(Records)

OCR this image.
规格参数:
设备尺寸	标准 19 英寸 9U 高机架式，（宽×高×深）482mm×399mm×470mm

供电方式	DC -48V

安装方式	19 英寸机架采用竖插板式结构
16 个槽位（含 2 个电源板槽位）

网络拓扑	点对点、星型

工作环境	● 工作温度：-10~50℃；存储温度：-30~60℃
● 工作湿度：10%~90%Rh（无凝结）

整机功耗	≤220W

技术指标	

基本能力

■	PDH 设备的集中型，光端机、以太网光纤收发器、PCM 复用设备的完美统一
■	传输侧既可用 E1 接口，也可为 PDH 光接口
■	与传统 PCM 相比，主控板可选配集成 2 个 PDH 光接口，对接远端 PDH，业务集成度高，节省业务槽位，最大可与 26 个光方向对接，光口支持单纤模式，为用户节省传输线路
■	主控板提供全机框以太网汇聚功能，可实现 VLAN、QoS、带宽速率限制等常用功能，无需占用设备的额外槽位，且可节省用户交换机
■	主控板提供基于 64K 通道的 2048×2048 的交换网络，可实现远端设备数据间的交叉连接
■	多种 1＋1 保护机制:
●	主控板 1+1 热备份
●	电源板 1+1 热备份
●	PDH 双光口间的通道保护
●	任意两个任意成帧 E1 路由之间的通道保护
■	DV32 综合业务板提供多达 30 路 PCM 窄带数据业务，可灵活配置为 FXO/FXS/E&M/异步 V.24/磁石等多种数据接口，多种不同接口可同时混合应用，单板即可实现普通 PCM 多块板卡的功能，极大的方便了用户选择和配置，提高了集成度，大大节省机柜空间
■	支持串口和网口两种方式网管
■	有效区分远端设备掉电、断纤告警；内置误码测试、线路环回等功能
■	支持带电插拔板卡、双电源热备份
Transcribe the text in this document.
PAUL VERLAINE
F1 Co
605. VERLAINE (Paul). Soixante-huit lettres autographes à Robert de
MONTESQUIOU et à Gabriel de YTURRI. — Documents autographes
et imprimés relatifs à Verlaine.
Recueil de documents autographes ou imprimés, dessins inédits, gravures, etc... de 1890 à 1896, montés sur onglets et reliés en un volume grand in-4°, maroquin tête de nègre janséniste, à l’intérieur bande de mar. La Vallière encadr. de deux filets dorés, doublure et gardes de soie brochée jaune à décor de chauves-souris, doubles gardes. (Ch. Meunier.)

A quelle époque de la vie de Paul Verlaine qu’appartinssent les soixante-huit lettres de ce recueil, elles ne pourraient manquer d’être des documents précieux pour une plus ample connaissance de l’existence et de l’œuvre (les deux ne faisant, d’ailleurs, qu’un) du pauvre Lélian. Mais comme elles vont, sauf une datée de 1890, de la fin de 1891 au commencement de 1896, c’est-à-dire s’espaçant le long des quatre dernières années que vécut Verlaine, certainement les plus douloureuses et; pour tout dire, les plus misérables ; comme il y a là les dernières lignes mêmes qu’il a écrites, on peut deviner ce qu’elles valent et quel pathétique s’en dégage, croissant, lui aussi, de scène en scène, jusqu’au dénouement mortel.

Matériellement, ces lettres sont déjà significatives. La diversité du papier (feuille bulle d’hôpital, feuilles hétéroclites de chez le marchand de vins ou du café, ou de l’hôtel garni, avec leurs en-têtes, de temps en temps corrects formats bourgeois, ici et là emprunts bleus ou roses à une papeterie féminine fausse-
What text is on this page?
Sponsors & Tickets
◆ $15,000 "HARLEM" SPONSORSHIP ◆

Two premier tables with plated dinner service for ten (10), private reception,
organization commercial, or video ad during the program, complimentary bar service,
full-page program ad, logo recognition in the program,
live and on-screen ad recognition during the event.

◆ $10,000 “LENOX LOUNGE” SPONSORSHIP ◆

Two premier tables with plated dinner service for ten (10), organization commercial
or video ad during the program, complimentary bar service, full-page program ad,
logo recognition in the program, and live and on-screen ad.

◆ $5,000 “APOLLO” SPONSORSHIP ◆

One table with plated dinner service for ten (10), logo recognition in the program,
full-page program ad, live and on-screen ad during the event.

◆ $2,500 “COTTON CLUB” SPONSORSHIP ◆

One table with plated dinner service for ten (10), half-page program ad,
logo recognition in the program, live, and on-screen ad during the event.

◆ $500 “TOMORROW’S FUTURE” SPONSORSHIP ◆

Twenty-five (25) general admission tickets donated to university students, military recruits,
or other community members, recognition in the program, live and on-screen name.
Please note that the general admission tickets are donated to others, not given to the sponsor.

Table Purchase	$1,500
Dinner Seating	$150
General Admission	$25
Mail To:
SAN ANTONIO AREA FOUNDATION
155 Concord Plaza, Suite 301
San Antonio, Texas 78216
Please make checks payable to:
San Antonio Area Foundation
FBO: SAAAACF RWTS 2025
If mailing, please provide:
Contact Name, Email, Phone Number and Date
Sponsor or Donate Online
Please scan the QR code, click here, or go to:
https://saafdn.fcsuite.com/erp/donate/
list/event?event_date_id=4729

§ **Your instructions**:
Pull out all lines of the data with the string "organization".

§ **Worked answer**:
organization commercial, or video ad during the program, complimentary bar service,
Two premier tables with plated dinner service for ten (10), organization commercial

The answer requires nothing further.